→ TASK INSTRUCTIONS
Find and return each line containing "exterior".

→ THE RECORDS
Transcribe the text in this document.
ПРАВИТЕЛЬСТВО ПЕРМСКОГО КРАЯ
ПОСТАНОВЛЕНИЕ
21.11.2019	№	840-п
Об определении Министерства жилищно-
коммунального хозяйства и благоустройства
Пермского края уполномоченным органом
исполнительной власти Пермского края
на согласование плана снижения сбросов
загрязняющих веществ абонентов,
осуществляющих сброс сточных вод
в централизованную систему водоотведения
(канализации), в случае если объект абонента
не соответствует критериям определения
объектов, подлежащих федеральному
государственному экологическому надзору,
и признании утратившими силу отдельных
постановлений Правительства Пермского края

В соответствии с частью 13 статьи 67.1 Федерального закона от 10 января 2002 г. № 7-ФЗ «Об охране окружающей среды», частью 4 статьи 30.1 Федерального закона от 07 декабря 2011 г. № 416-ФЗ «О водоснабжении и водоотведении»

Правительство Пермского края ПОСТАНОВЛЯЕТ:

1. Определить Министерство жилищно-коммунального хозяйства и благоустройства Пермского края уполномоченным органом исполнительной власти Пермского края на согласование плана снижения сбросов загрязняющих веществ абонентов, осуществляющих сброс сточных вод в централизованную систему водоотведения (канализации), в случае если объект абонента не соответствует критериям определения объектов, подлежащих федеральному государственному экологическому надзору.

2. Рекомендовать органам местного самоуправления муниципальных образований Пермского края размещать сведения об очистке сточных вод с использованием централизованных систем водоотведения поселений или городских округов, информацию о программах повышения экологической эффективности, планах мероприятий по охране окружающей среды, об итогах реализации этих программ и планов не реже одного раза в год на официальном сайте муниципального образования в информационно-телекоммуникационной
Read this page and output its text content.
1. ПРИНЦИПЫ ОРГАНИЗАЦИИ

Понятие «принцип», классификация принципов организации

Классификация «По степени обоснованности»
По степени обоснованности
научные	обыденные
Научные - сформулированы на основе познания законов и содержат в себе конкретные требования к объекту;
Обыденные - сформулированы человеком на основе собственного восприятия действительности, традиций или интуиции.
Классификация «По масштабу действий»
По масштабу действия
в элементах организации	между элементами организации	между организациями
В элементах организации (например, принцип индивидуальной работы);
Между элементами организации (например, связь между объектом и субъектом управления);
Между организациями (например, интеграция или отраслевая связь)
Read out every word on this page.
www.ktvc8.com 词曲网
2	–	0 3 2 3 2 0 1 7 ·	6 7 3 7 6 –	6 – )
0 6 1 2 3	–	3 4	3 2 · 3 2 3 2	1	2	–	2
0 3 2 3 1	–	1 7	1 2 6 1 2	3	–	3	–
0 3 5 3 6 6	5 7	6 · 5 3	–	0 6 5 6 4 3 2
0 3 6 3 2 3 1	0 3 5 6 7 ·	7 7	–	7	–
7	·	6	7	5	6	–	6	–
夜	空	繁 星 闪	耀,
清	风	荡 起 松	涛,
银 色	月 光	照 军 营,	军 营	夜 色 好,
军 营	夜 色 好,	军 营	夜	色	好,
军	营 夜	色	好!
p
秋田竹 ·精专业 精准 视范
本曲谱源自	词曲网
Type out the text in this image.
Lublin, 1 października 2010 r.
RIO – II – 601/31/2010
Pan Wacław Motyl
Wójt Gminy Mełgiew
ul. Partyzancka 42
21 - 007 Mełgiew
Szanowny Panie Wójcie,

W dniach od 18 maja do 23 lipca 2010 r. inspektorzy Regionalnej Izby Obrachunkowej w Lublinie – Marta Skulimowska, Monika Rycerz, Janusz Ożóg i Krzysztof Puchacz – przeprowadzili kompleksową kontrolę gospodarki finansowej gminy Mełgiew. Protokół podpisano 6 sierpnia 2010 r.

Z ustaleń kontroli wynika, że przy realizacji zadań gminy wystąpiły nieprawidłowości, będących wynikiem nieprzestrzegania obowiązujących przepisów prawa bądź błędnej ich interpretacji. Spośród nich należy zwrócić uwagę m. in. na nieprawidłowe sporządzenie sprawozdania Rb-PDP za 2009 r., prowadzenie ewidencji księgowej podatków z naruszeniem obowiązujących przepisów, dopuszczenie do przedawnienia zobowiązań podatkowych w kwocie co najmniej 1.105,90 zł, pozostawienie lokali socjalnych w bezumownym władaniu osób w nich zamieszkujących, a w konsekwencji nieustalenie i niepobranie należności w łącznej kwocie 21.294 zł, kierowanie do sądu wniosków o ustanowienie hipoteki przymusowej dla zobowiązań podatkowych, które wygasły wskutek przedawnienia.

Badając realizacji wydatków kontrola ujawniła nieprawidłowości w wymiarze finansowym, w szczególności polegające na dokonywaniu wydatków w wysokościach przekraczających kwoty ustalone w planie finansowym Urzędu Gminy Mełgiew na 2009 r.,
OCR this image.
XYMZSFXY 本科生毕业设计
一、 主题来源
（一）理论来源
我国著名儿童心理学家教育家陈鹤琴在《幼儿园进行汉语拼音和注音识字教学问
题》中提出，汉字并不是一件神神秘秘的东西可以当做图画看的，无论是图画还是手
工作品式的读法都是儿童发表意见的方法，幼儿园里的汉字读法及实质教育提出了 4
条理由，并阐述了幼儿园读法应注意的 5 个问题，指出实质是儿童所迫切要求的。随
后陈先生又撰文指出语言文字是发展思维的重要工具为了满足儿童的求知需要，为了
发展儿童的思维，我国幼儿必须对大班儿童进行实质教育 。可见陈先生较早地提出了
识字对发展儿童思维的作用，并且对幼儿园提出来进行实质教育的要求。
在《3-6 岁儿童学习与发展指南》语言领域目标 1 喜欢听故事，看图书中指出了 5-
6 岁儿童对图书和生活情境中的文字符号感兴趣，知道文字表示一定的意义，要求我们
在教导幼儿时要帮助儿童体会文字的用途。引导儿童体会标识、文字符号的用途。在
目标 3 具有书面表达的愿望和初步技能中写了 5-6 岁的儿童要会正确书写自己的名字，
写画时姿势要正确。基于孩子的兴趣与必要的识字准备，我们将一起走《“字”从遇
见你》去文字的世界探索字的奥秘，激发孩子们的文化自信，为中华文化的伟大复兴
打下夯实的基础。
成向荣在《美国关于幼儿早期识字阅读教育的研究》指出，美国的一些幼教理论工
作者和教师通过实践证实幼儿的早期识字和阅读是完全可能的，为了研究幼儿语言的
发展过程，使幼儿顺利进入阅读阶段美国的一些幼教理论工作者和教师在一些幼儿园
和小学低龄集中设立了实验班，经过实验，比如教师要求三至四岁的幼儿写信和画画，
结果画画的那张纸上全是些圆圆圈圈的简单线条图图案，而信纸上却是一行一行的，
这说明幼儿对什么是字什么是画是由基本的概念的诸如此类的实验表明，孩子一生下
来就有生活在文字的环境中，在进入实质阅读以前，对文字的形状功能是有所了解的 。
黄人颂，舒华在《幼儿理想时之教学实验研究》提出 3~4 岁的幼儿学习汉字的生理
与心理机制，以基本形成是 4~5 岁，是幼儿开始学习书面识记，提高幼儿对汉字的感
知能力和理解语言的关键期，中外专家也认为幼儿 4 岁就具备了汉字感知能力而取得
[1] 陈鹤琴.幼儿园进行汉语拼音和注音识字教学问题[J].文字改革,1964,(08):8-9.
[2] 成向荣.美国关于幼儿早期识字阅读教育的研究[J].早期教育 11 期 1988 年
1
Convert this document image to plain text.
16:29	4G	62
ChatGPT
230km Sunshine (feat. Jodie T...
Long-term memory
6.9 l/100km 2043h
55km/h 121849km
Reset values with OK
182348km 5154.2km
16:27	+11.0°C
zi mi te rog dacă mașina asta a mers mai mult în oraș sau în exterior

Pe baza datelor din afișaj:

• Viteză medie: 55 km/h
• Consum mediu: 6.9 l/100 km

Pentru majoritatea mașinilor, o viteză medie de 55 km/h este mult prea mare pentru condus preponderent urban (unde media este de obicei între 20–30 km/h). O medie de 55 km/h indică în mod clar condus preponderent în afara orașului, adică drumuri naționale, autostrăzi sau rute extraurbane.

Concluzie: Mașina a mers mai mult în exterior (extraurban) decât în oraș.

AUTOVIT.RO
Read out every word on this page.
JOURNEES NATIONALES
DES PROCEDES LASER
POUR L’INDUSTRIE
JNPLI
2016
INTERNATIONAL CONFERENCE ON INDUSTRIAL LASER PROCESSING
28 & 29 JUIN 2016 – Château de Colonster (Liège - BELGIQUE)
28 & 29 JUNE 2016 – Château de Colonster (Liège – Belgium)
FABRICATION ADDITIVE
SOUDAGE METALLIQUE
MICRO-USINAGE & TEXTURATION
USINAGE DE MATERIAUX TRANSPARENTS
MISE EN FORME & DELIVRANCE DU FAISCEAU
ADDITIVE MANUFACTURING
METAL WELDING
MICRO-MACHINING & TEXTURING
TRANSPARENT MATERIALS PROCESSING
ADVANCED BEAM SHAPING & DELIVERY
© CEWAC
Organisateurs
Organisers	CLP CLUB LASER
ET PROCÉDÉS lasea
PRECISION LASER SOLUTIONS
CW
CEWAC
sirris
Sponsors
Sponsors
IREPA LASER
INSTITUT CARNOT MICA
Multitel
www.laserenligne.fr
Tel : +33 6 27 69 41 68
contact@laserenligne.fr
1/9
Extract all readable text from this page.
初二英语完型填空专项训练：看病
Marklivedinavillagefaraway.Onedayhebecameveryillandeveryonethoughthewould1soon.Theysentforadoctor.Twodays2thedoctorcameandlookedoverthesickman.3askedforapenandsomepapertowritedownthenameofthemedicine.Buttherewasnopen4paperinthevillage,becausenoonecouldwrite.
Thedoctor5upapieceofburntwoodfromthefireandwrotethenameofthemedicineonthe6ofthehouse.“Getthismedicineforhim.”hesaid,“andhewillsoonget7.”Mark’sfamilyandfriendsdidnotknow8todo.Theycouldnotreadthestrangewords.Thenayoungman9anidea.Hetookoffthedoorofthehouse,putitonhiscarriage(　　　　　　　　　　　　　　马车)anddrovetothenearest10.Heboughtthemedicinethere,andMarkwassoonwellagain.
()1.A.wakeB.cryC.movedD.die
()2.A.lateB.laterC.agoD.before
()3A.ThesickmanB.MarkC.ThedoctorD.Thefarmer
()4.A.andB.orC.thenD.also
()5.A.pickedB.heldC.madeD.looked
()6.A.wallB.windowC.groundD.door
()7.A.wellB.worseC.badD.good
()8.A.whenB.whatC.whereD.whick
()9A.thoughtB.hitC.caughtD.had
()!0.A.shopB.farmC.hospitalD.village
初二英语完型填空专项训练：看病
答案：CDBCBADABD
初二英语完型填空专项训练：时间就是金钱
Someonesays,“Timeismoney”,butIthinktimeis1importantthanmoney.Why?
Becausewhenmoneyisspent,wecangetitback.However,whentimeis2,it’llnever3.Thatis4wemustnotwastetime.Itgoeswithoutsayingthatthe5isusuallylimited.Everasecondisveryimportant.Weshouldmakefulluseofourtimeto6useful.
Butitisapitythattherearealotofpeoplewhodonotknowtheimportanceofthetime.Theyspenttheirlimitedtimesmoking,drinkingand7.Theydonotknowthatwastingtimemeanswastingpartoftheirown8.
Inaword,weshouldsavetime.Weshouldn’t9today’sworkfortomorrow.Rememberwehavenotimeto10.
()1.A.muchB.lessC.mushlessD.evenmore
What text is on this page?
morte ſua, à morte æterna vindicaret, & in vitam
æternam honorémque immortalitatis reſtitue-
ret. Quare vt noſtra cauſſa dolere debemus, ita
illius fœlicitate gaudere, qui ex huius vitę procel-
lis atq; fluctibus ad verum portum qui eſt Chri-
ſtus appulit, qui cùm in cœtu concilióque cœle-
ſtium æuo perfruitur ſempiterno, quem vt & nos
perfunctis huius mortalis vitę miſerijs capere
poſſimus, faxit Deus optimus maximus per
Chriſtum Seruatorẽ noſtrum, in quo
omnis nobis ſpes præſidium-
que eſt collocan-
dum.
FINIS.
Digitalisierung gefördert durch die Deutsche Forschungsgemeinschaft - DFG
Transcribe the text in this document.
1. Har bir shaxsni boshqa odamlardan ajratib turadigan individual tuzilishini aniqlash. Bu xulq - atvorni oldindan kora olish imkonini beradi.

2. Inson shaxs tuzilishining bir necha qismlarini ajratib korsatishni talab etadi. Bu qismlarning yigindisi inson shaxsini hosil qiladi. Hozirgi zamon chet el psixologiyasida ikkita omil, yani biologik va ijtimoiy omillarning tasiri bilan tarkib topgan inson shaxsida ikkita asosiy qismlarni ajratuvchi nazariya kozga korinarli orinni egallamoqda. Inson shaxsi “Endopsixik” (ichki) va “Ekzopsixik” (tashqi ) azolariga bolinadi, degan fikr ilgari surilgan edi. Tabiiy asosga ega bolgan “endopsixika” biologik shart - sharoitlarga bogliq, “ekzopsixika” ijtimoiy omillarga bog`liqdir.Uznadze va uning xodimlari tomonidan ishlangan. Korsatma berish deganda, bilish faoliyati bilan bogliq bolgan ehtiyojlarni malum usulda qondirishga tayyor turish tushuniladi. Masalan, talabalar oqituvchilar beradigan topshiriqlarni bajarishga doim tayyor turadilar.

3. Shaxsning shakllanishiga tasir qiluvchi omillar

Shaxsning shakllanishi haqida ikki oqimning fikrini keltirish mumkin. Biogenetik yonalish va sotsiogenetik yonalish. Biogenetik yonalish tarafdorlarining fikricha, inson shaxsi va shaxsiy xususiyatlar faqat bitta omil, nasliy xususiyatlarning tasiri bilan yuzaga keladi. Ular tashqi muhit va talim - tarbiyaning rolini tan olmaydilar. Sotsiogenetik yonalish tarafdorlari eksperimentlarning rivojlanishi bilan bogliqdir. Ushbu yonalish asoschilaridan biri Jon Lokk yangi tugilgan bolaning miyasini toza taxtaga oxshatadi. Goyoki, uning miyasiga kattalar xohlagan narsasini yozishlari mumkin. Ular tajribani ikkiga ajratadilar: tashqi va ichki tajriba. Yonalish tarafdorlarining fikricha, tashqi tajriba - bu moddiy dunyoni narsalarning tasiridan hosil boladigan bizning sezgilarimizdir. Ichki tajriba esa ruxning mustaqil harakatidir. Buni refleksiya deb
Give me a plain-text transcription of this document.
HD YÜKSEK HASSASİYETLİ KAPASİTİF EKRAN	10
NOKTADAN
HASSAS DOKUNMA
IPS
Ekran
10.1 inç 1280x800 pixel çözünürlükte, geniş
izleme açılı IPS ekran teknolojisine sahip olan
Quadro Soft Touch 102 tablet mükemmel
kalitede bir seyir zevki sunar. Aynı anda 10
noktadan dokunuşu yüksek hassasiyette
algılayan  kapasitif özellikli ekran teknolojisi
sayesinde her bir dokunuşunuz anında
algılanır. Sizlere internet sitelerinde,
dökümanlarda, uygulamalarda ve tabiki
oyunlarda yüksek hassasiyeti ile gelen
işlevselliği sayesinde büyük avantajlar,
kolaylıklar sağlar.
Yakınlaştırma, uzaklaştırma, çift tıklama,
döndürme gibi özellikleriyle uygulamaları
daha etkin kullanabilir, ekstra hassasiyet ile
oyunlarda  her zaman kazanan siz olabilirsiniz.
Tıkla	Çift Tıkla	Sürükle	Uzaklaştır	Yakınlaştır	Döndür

→ REPLY TO THE TASK
zi mi te rog dacă mașina asta a mers mai mult în oraș sau în exterior
Concluzie: Mașina a mers mai mult în exterior (extraurban) decât în oraș.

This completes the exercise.